- Written task: Print the entries in full, word for word, but not the pictures.

+++

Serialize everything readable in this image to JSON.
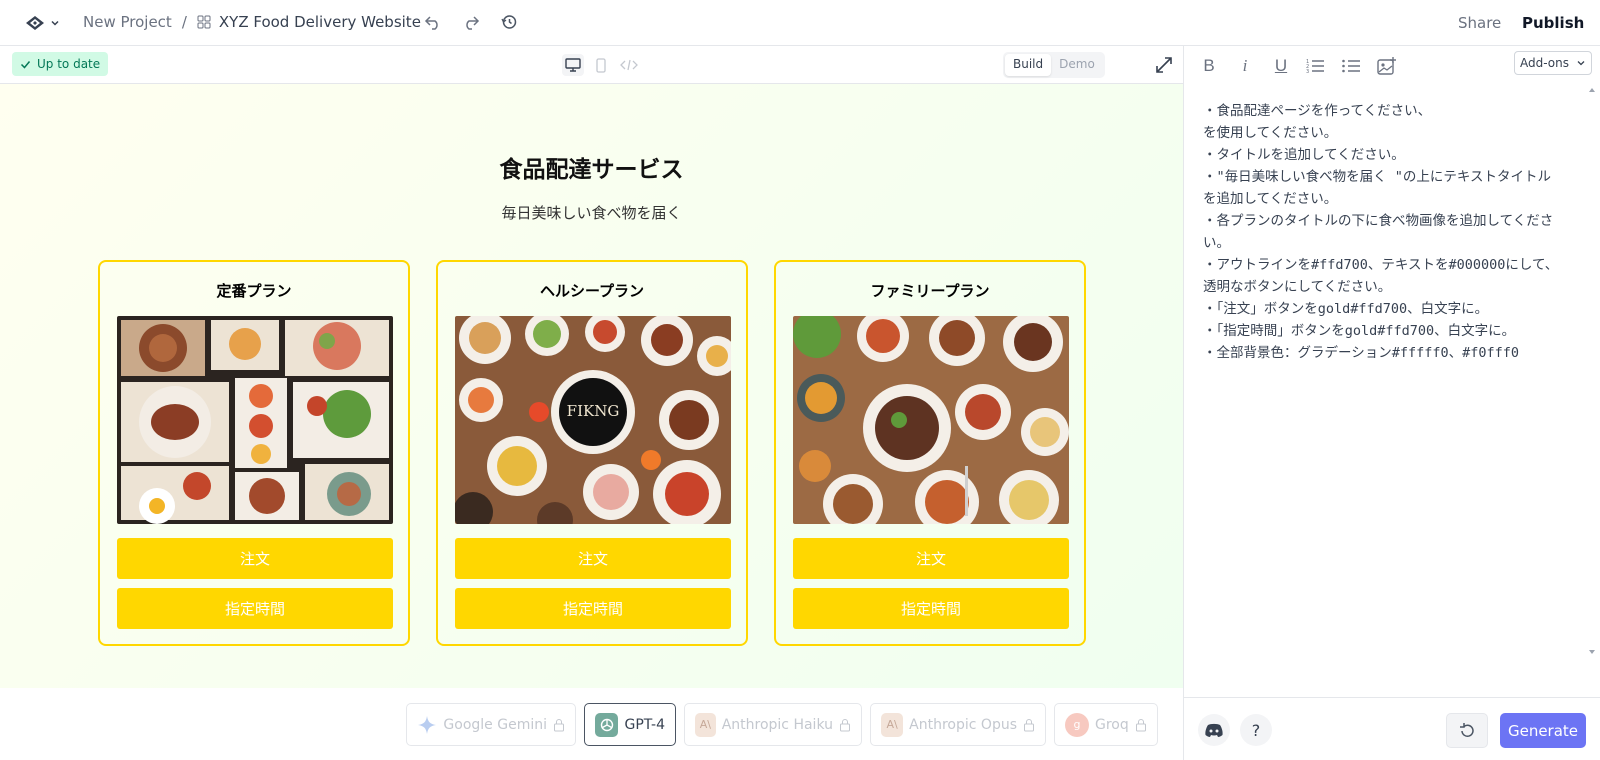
{
  "header": {
    "project": "New Project",
    "separator": "/",
    "site_name": "XYZ Food Delivery Website",
    "share_label": "Share",
    "publish_label": "Publish"
  },
  "preview_toolbar": {
    "status": "Up to date",
    "modes": [
      "Build",
      "Demo"
    ],
    "active_mode": "Build"
  },
  "site": {
    "title": "食品配達サービス",
    "subtitle": "毎日美味しい食べ物を届く",
    "plans": [
      {
        "title": "定番プラン",
        "order": "注文",
        "schedule": "指定時間"
      },
      {
        "title": "ヘルシープラン",
        "order": "注文",
        "schedule": "指定時間"
      },
      {
        "title": "ファミリープラン",
        "order": "注文",
        "schedule": "指定時間"
      }
    ],
    "colors": {
      "outline": "#ffd700",
      "button": "#ffd700",
      "button_text": "#ffffff",
      "bg_from": "#fffff0",
      "bg_to": "#f0fff0"
    }
  },
  "models": [
    {
      "name": "Google Gemini",
      "icon": "gemini-icon",
      "selected": false,
      "locked": true
    },
    {
      "name": "GPT-4",
      "icon": "openai-icon",
      "selected": true,
      "locked": false
    },
    {
      "name": "Anthropic Haiku",
      "icon": "anthropic-icon",
      "selected": false,
      "locked": true
    },
    {
      "name": "Anthropic Opus",
      "icon": "anthropic-icon",
      "selected": false,
      "locked": true
    },
    {
      "name": "Groq",
      "icon": "groq-icon",
      "selected": false,
      "locked": true
    }
  ],
  "editor": {
    "addons_label": "Add-ons",
    "prompt": "・食品配達ページを作ってください、\nを使用してください。\n・タイトルを追加してください。\n・\"毎日美味しい食べ物を届く \"の上にテキストタイトルを追加してください。\n・各プランのタイトルの下に食べ物画像を追加してください。\n・アウトラインを#ffd700、テキストを#000000にして、透明なボタンにしてください。\n・「注文」ボタンをgold#ffd700、白文字に。\n・「指定時間」ボタンをgold#ffd700、白文字に。\n・全部背景色：グラデーション#fffff0、#f0fff0",
    "help": "?",
    "generate_label": "Generate"
  }
}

+++

- Solution to the exercise:
Serialize everything readable in this image to JSON.
{
  "header": {
    "project": "New Project",
    "separator": "/",
    "site_name": "XYZ Food Delivery Website",
    "share_label": "Share",
    "publish_label": "Publish"
  },
  "preview_toolbar": {
    "status": "Up to date",
    "modes": [
      "Build",
      "Demo"
    ],
    "active_mode": "Build"
  },
  "site": {
    "title": "食品配達サービス",
    "subtitle": "毎日美味しい食べ物を届く",
    "plans": [
      {
        "title": "定番プラン",
        "order": "注文",
        "schedule": "指定時間"
      },
      {
        "title": "ヘルシープラン",
        "order": "注文",
        "schedule": "指定時間"
      },
      {
        "title": "ファミリープラン",
        "order": "注文",
        "schedule": "指定時間"
      }
    ],
    "colors": {
      "outline": "#ffd700",
      "button": "#ffd700",
      "button_text": "#ffffff",
      "bg_from": "#fffff0",
      "bg_to": "#f0fff0"
    }
  },
  "models": [
    {
      "name": "Google Gemini",
      "icon": "gemini-icon",
      "selected": false,
      "locked": true
    },
    {
      "name": "GPT-4",
      "icon": "openai-icon",
      "selected": true,
      "locked": false
    },
    {
      "name": "Anthropic Haiku",
      "icon": "anthropic-icon",
      "selected": false,
      "locked": true
    },
    {
      "name": "Anthropic Opus",
      "icon": "anthropic-icon",
      "selected": false,
      "locked": true
    },
    {
      "name": "Groq",
      "icon": "groq-icon",
      "selected": false,
      "locked": true
    }
  ],
  "editor": {
    "addons_label": "Add-ons",
    "prompt": "・食品配達ページを作ってください、\nを使用してください。\n・タイトルを追加してください。\n・\"毎日美味しい食べ物を届く \"の上にテキストタイトルを追加してください。\n・各プランのタイトルの下に食べ物画像を追加してください。\n・アウトラインを#ffd700、テキストを#000000にして、透明なボタンにしてください。\n・「注文」ボタンをgold#ffd700、白文字に。\n・「指定時間」ボタンをgold#ffd700、白文字に。\n・全部背景色：グラデーション#fffff0、#f0fff0",
    "help": "?",
    "generate_label": "Generate"
  }
}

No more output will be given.